Begin
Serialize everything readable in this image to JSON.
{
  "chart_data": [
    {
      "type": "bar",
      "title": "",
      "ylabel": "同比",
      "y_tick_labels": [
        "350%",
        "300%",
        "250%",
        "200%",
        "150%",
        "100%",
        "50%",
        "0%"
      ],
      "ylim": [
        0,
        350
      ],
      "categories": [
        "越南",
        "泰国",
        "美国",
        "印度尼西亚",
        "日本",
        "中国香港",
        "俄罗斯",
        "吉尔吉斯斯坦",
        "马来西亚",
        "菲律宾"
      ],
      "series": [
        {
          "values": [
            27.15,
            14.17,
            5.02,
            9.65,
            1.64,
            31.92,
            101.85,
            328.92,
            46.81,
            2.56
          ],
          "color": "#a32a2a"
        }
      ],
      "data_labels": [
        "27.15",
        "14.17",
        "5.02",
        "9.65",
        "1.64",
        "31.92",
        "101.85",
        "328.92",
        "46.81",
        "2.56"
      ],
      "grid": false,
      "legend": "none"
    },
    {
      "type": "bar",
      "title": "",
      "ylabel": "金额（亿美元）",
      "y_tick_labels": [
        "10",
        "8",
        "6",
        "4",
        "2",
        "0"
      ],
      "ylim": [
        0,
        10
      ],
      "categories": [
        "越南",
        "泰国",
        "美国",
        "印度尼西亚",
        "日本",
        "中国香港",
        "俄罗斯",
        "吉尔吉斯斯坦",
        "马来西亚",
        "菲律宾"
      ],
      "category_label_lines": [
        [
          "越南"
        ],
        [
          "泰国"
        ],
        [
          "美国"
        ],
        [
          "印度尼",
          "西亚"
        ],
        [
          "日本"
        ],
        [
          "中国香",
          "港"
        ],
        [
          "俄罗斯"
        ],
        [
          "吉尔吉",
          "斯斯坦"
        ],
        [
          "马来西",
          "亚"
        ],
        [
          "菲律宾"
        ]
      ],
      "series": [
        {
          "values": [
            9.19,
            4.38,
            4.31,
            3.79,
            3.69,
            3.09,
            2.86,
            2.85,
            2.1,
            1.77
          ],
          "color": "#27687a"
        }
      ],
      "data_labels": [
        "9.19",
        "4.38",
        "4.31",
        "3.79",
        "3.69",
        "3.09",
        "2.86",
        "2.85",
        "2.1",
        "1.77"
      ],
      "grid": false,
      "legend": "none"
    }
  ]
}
End
• _Set task_: The records above must be repeated exactly, every one of them.

• _Worked solution_:
Serialize everything readable in this image to JSON.
{
  "chart_data": [
    {
      "type": "bar",
      "title": "",
      "ylabel": "同比",
      "y_tick_labels": [
        "350%",
        "300%",
        "250%",
        "200%",
        "150%",
        "100%",
        "50%",
        "0%"
      ],
      "ylim": [
        0,
        350
      ],
      "categories": [
        "越南",
        "泰国",
        "美国",
        "印度尼西亚",
        "日本",
        "中国香港",
        "俄罗斯",
        "吉尔吉斯斯坦",
        "马来西亚",
        "菲律宾"
      ],
      "series": [
        {
          "values": [
            27.15,
            14.17,
            5.02,
            9.65,
            1.64,
            31.92,
            101.85,
            328.92,
            46.81,
            2.56
          ],
          "color": "#a32a2a"
        }
      ],
      "data_labels": [
        "27.15",
        "14.17",
        "5.02",
        "9.65",
        "1.64",
        "31.92",
        "101.85",
        "328.92",
        "46.81",
        "2.56"
      ],
      "grid": false,
      "legend": "none"
    },
    {
      "type": "bar",
      "title": "",
      "ylabel": "金额（亿美元）",
      "y_tick_labels": [
        "10",
        "8",
        "6",
        "4",
        "2",
        "0"
      ],
      "ylim": [
        0,
        10
      ],
      "categories": [
        "越南",
        "泰国",
        "美国",
        "印度尼西亚",
        "日本",
        "中国香港",
        "俄罗斯",
        "吉尔吉斯斯坦",
        "马来西亚",
        "菲律宾"
      ],
      "category_label_lines": [
        [
          "越南"
        ],
        [
          "泰国"
        ],
        [
          "美国"
        ],
        [
          "印度尼",
          "西亚"
        ],
        [
          "日本"
        ],
        [
          "中国香",
          "港"
        ],
        [
          "俄罗斯"
        ],
        [
          "吉尔吉",
          "斯斯坦"
        ],
        [
          "马来西",
          "亚"
        ],
        [
          "菲律宾"
        ]
      ],
      "series": [
        {
          "values": [
            9.19,
            4.38,
            4.31,
            3.79,
            3.69,
            3.09,
            2.86,
            2.85,
            2.1,
            1.77
          ],
          "color": "#27687a"
        }
      ],
      "data_labels": [
        "9.19",
        "4.38",
        "4.31",
        "3.79",
        "3.69",
        "3.09",
        "2.86",
        "2.85",
        "2.1",
        "1.77"
      ],
      "grid": false,
      "legend": "none"
    }
  ]
}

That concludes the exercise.